┌──
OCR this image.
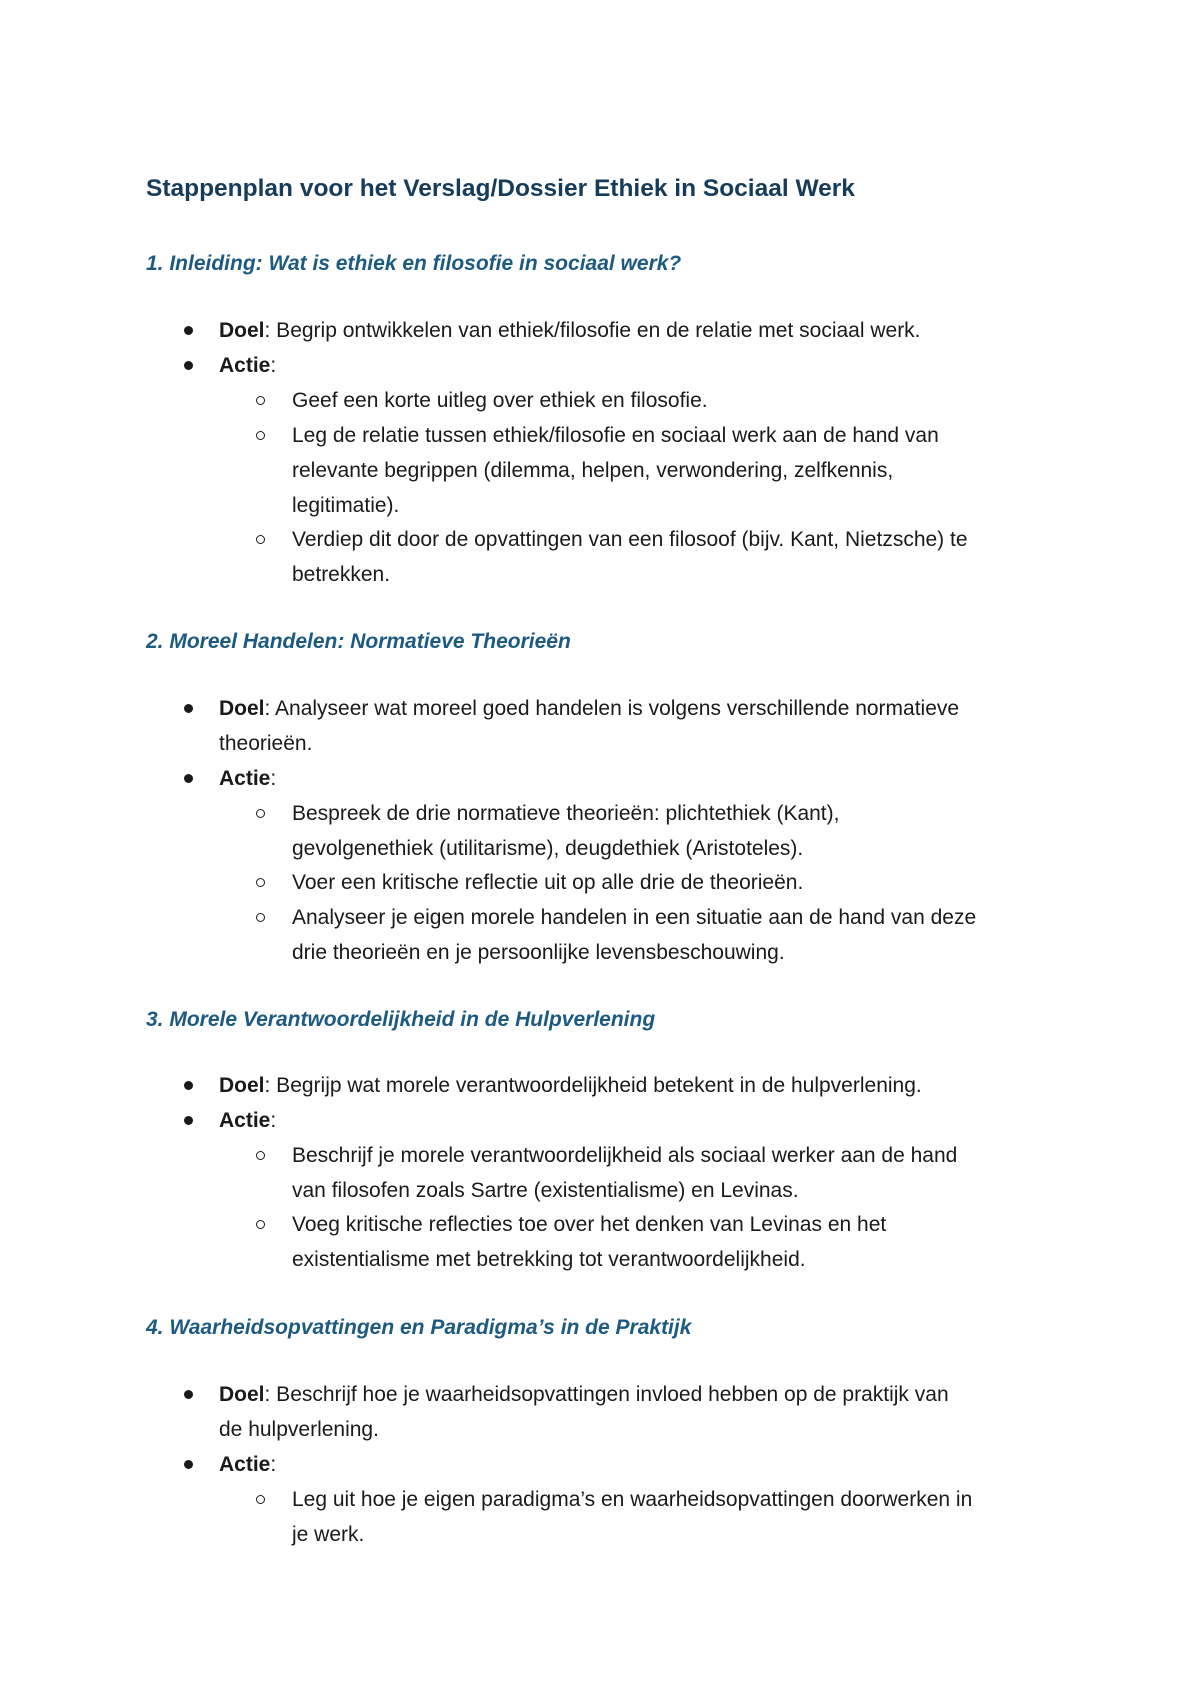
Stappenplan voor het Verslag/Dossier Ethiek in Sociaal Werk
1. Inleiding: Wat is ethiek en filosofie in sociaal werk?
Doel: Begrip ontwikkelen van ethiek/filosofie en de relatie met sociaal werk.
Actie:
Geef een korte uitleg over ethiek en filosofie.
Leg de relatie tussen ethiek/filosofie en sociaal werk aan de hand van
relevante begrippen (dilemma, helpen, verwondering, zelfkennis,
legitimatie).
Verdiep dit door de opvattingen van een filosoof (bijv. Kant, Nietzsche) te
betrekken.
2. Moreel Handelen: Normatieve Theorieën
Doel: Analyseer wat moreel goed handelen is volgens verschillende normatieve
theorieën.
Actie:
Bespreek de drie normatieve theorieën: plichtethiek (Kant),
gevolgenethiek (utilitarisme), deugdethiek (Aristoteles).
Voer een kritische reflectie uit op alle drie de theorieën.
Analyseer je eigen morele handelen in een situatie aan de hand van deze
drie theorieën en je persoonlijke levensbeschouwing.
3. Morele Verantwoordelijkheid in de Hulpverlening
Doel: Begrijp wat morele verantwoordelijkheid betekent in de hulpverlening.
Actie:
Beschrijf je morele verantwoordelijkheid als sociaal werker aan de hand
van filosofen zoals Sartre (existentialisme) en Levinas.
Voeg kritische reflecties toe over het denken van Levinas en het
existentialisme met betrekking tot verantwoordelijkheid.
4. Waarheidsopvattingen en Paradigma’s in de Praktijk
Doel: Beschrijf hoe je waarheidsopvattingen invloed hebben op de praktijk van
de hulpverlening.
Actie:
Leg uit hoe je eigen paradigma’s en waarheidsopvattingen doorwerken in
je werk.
└──
Aim of the task
Go through the entries above and print each one exactly, minus the pictures.

Complete answer
OCR this image.
Stappenplan voor het Verslag/Dossier Ethiek in Sociaal Werk
1. Inleiding: Wat is ethiek en filosofie in sociaal werk?
Doel: Begrip ontwikkelen van ethiek/filosofie en de relatie met sociaal werk.
Actie:
Geef een korte uitleg over ethiek en filosofie.
Leg de relatie tussen ethiek/filosofie en sociaal werk aan de hand van
relevante begrippen (dilemma, helpen, verwondering, zelfkennis,
legitimatie).
Verdiep dit door de opvattingen van een filosoof (bijv. Kant, Nietzsche) te
betrekken.
2. Moreel Handelen: Normatieve Theorieën
Doel: Analyseer wat moreel goed handelen is volgens verschillende normatieve
theorieën.
Actie:
Bespreek de drie normatieve theorieën: plichtethiek (Kant),
gevolgenethiek (utilitarisme), deugdethiek (Aristoteles).
Voer een kritische reflectie uit op alle drie de theorieën.
Analyseer je eigen morele handelen in een situatie aan de hand van deze
drie theorieën en je persoonlijke levensbeschouwing.
3. Morele Verantwoordelijkheid in de Hulpverlening
Doel: Begrijp wat morele verantwoordelijkheid betekent in de hulpverlening.
Actie:
Beschrijf je morele verantwoordelijkheid als sociaal werker aan de hand
van filosofen zoals Sartre (existentialisme) en Levinas.
Voeg kritische reflecties toe over het denken van Levinas en het
existentialisme met betrekking tot verantwoordelijkheid.
4. Waarheidsopvattingen en Paradigma’s in de Praktijk
Doel: Beschrijf hoe je waarheidsopvattingen invloed hebben op de praktijk van
de hulpverlening.
Actie:
Leg uit hoe je eigen paradigma’s en waarheidsopvattingen doorwerken in
je werk.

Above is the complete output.